WRITTEN TASK:
Output the lines that follow exactly as they are.

DATA TO PROCESS:
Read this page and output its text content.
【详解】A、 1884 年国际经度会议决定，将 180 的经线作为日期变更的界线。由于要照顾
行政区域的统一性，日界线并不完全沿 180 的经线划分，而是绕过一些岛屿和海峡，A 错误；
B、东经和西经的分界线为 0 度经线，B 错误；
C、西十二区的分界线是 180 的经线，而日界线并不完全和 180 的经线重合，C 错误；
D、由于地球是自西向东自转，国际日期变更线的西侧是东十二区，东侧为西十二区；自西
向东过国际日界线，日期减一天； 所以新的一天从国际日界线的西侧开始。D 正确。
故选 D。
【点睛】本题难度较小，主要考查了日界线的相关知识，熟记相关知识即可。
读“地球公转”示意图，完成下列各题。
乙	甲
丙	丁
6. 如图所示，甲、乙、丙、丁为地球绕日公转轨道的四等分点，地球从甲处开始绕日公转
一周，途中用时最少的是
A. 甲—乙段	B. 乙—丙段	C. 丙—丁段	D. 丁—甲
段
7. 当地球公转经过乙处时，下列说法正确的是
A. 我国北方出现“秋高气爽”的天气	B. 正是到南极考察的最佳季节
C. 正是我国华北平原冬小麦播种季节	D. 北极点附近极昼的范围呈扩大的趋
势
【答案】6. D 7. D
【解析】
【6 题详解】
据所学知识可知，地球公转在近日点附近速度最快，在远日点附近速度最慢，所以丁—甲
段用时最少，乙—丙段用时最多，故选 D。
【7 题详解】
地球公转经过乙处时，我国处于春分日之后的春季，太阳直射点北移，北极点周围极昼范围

TASK ANSWER:
Read this page and output its text content.
【详解】A、 1884 年国际经度会议决定，将 180 的经线作为日期变更的界线。由于要照顾
行政区域的统一性，日界线并不完全沿 180 的经线划分，而是绕过一些岛屿和海峡，A 错误；
B、东经和西经的分界线为 0 度经线，B 错误；
C、西十二区的分界线是 180 的经线，而日界线并不完全和 180 的经线重合，C 错误；
D、由于地球是自西向东自转，国际日期变更线的西侧是东十二区，东侧为西十二区；自西
向东过国际日界线，日期减一天； 所以新的一天从国际日界线的西侧开始。D 正确。
故选 D。
【点睛】本题难度较小，主要考查了日界线的相关知识，熟记相关知识即可。
读“地球公转”示意图，完成下列各题。
乙	甲
丙	丁
6. 如图所示，甲、乙、丙、丁为地球绕日公转轨道的四等分点，地球从甲处开始绕日公转
一周，途中用时最少的是
A. 甲—乙段	B. 乙—丙段	C. 丙—丁段	D. 丁—甲
段
7. 当地球公转经过乙处时，下列说法正确的是
A. 我国北方出现“秋高气爽”的天气	B. 正是到南极考察的最佳季节
C. 正是我国华北平原冬小麦播种季节	D. 北极点附近极昼的范围呈扩大的趋
势
【答案】6. D 7. D
【解析】
【6 题详解】
据所学知识可知，地球公转在近日点附近速度最快，在远日点附近速度最慢，所以丁—甲
段用时最少，乙—丙段用时最多，故选 D。
【7 题详解】
地球公转经过乙处时，我国处于春分日之后的春季，太阳直射点北移，北极点周围极昼范围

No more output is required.